Please transcribe every one of the lines below without any changes.

== SUPPLIED INFORMATION ==

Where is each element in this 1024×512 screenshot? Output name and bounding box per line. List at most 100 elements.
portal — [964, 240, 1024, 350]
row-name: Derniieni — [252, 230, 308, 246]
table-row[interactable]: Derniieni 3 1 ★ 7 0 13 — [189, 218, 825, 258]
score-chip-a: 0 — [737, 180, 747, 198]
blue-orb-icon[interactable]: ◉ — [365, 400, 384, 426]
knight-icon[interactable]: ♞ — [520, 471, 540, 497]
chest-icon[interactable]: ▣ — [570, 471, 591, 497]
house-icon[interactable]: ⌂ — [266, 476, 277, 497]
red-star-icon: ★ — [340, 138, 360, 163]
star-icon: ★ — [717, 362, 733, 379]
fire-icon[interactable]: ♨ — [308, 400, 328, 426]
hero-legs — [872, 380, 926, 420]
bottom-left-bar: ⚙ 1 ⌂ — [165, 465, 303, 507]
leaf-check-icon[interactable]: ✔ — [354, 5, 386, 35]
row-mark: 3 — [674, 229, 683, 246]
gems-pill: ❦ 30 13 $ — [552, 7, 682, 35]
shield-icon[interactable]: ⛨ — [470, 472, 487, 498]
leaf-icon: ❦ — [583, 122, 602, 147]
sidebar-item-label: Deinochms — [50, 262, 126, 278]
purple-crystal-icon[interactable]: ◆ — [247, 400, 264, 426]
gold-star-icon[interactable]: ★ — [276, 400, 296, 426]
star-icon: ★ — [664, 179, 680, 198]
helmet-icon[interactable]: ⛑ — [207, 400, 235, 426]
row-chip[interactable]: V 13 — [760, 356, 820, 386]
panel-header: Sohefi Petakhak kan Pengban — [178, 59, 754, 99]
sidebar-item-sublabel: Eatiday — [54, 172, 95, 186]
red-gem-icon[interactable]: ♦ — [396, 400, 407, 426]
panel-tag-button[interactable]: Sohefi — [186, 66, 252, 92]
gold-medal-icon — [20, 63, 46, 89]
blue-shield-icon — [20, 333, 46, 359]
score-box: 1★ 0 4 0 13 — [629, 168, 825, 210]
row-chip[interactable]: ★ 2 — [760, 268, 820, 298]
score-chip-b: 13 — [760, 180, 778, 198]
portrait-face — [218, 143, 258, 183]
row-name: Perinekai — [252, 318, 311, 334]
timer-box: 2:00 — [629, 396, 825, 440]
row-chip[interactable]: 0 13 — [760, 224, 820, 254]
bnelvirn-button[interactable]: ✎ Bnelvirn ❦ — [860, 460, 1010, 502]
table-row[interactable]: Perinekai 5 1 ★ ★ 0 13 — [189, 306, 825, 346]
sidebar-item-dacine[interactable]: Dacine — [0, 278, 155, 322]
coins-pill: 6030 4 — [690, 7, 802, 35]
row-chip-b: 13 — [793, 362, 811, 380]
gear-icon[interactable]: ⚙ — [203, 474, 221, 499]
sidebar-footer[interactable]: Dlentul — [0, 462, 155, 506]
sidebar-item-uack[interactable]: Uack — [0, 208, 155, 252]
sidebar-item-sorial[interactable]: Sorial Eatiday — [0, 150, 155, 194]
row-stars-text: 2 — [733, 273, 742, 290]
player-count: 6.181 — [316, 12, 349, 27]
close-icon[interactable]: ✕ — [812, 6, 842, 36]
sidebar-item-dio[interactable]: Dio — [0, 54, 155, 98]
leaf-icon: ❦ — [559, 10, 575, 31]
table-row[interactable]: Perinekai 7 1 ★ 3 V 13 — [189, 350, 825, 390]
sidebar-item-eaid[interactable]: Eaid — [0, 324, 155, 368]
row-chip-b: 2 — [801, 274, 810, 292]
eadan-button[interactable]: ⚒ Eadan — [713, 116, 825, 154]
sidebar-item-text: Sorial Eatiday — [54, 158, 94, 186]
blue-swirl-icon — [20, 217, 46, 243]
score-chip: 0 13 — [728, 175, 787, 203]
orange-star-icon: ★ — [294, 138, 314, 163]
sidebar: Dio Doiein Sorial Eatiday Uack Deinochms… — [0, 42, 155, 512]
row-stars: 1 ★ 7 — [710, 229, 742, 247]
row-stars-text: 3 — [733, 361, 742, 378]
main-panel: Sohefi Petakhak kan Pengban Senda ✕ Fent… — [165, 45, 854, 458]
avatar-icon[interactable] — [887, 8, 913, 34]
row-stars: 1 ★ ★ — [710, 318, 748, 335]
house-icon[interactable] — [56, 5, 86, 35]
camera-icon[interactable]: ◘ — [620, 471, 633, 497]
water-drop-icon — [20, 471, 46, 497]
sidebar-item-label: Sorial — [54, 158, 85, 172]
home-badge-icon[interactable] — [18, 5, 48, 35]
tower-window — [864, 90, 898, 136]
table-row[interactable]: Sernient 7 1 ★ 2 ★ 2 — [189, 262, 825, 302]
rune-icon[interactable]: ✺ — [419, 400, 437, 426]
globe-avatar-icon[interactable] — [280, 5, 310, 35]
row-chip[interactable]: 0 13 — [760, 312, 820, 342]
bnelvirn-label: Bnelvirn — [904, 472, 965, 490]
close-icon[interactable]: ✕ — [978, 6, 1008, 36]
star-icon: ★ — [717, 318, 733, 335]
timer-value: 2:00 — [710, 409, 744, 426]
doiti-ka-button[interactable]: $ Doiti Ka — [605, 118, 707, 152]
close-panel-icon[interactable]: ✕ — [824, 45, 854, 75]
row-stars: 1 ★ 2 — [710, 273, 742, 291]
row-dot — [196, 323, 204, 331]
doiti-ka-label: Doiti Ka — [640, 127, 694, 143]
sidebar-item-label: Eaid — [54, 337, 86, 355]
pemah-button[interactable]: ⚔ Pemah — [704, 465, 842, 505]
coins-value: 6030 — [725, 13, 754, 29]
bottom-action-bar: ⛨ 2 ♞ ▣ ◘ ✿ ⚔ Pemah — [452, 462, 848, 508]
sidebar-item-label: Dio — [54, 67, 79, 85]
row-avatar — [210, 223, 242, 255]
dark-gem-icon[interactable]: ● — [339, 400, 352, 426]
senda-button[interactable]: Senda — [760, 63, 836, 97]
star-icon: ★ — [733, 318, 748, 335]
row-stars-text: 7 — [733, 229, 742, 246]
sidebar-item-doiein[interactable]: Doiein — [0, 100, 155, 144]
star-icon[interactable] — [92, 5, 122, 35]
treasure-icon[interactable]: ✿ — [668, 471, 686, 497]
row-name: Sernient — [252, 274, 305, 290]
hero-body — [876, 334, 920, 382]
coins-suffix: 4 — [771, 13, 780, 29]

===

**CORRECT OUTPUT**
Where is each element in this 1024×512 screenshot? Output name and bounding box per line. List at most 100 elements.
portal — [964, 240, 1024, 350]
row-name: Derniieni — [252, 230, 308, 246]
table-row[interactable]: Derniieni 3 1 ★ 7 0 13 — [189, 218, 825, 258]
score-chip-a: 0 — [737, 180, 747, 198]
blue-orb-icon[interactable]: ◉ — [365, 400, 384, 426]
knight-icon[interactable]: ♞ — [520, 471, 540, 497]
chest-icon[interactable]: ▣ — [570, 471, 591, 497]
house-icon[interactable]: ⌂ — [266, 476, 277, 497]
red-star-icon: ★ — [340, 138, 360, 163]
star-icon: ★ — [717, 362, 733, 379]
fire-icon[interactable]: ♨ — [308, 400, 328, 426]
hero-legs — [872, 380, 926, 420]
bottom-left-bar: ⚙ 1 ⌂ — [165, 465, 303, 507]
leaf-check-icon[interactable]: ✔ — [354, 5, 386, 35]
row-mark: 3 — [674, 229, 683, 246]
gems-pill: ❦ 30 13 $ — [552, 7, 682, 35]
shield-icon[interactable]: ⛨ — [470, 472, 487, 498]
leaf-icon: ❦ — [583, 122, 602, 147]
sidebar-item-label: Deinochms — [50, 262, 126, 278]
purple-crystal-icon[interactable]: ◆ — [247, 400, 264, 426]
gold-star-icon[interactable]: ★ — [276, 400, 296, 426]
star-icon: ★ — [664, 179, 680, 198]
helmet-icon[interactable]: ⛑ — [207, 400, 235, 426]
row-chip[interactable]: V 13 — [760, 356, 820, 386]
panel-header: Sohefi Petakhak kan Pengban — [178, 59, 754, 99]
sidebar-item-sublabel: Eatiday — [54, 172, 95, 186]
red-gem-icon[interactable]: ♦ — [396, 400, 407, 426]
panel-tag-button[interactable]: Sohefi — [186, 66, 252, 92]
gold-medal-icon — [20, 63, 46, 89]
blue-shield-icon — [20, 333, 46, 359]
score-box: 1★ 0 4 0 13 — [629, 168, 825, 210]
row-chip[interactable]: ★ 2 — [760, 268, 820, 298]
score-chip-b: 13 — [760, 180, 778, 198]
portrait-face — [218, 143, 258, 183]
row-name: Perinekai — [252, 318, 311, 334]
timer-box: 2:00 — [629, 396, 825, 440]
row-chip[interactable]: 0 13 — [760, 224, 820, 254]
bnelvirn-button[interactable]: ✎ Bnelvirn ❦ — [860, 460, 1010, 502]
table-row[interactable]: Perinekai 5 1 ★ ★ 0 13 — [189, 306, 825, 346]
sidebar-item-dacine[interactable]: Dacine — [0, 278, 155, 322]
coins-pill: 6030 4 — [690, 7, 802, 35]
row-chip-b: 13 — [793, 362, 811, 380]
gear-icon[interactable]: ⚙ — [203, 474, 221, 499]
sidebar-footer[interactable]: Dlentul — [0, 462, 155, 506]
sidebar-item-uack[interactable]: Uack — [0, 208, 155, 252]
sidebar-item-sorial[interactable]: Sorial Eatiday — [0, 150, 155, 194]
row-stars-text: 2 — [733, 273, 742, 290]
player-count: 6.181 — [316, 12, 349, 27]
close-icon[interactable]: ✕ — [812, 6, 842, 36]
sidebar-item-dio[interactable]: Dio — [0, 54, 155, 98]
leaf-icon: ❦ — [559, 10, 575, 31]
table-row[interactable]: Perinekai 7 1 ★ 3 V 13 — [189, 350, 825, 390]
sidebar-item-eaid[interactable]: Eaid — [0, 324, 155, 368]
row-chip-b: 2 — [801, 274, 810, 292]
eadan-button[interactable]: ⚒ Eadan — [713, 116, 825, 154]
sidebar-item-text: Sorial Eatiday — [54, 158, 94, 186]
blue-swirl-icon — [20, 217, 46, 243]
score-chip: 0 13 — [728, 175, 787, 203]
orange-star-icon: ★ — [294, 138, 314, 163]
sidebar: Dio Doiein Sorial Eatiday Uack Deinochms… — [0, 42, 155, 512]
row-stars: 1 ★ 7 — [710, 229, 742, 247]
row-stars-text: 3 — [733, 361, 742, 378]
main-panel: Sohefi Petakhak kan Pengban Senda ✕ Fent… — [165, 45, 854, 458]
avatar-icon[interactable] — [887, 8, 913, 34]
row-stars: 1 ★ ★ — [710, 318, 748, 335]
house-icon[interactable] — [56, 5, 86, 35]
camera-icon[interactable]: ◘ — [620, 471, 633, 497]
water-drop-icon — [20, 471, 46, 497]
sidebar-item-label: Sorial — [54, 158, 85, 172]
home-badge-icon[interactable] — [18, 5, 48, 35]
tower-window — [864, 90, 898, 136]
table-row[interactable]: Sernient 7 1 ★ 2 ★ 2 — [189, 262, 825, 302]
rune-icon[interactable]: ✺ — [419, 400, 437, 426]
globe-avatar-icon[interactable] — [280, 5, 310, 35]
row-chip[interactable]: 0 13 — [760, 312, 820, 342]
bnelvirn-label: Bnelvirn — [904, 472, 965, 490]
close-icon[interactable]: ✕ — [978, 6, 1008, 36]
star-icon: ★ — [717, 318, 733, 335]
timer-value: 2:00 — [710, 409, 744, 426]
doiti-ka-button[interactable]: $ Doiti Ka — [605, 118, 707, 152]
close-panel-icon[interactable]: ✕ — [824, 45, 854, 75]
row-stars: 1 ★ 2 — [710, 273, 742, 291]
row-dot — [196, 323, 204, 331]
doiti-ka-label: Doiti Ka — [640, 127, 694, 143]
sidebar-item-label: Eaid — [54, 337, 86, 355]
pemah-button[interactable]: ⚔ Pemah — [704, 465, 842, 505]
coins-value: 6030 — [725, 13, 754, 29]
bottom-action-bar: ⛨ 2 ♞ ▣ ◘ ✿ ⚔ Pemah — [452, 462, 848, 508]
sidebar-item-label: Dio — [54, 67, 79, 85]
row-avatar — [210, 223, 242, 255]
dark-gem-icon[interactable]: ● — [339, 400, 352, 426]
senda-button[interactable]: Senda — [760, 63, 836, 97]
star-icon: ★ — [733, 318, 748, 335]
row-stars-text: 7 — [733, 229, 742, 246]
sidebar-item-doiein[interactable]: Doiein — [0, 100, 155, 144]
star-icon[interactable] — [92, 5, 122, 35]
treasure-icon[interactable]: ✿ — [668, 471, 686, 497]
row-name: Sernient — [252, 274, 305, 290]
hero-body — [876, 334, 920, 382]
coins-suffix: 4 — [771, 13, 780, 29]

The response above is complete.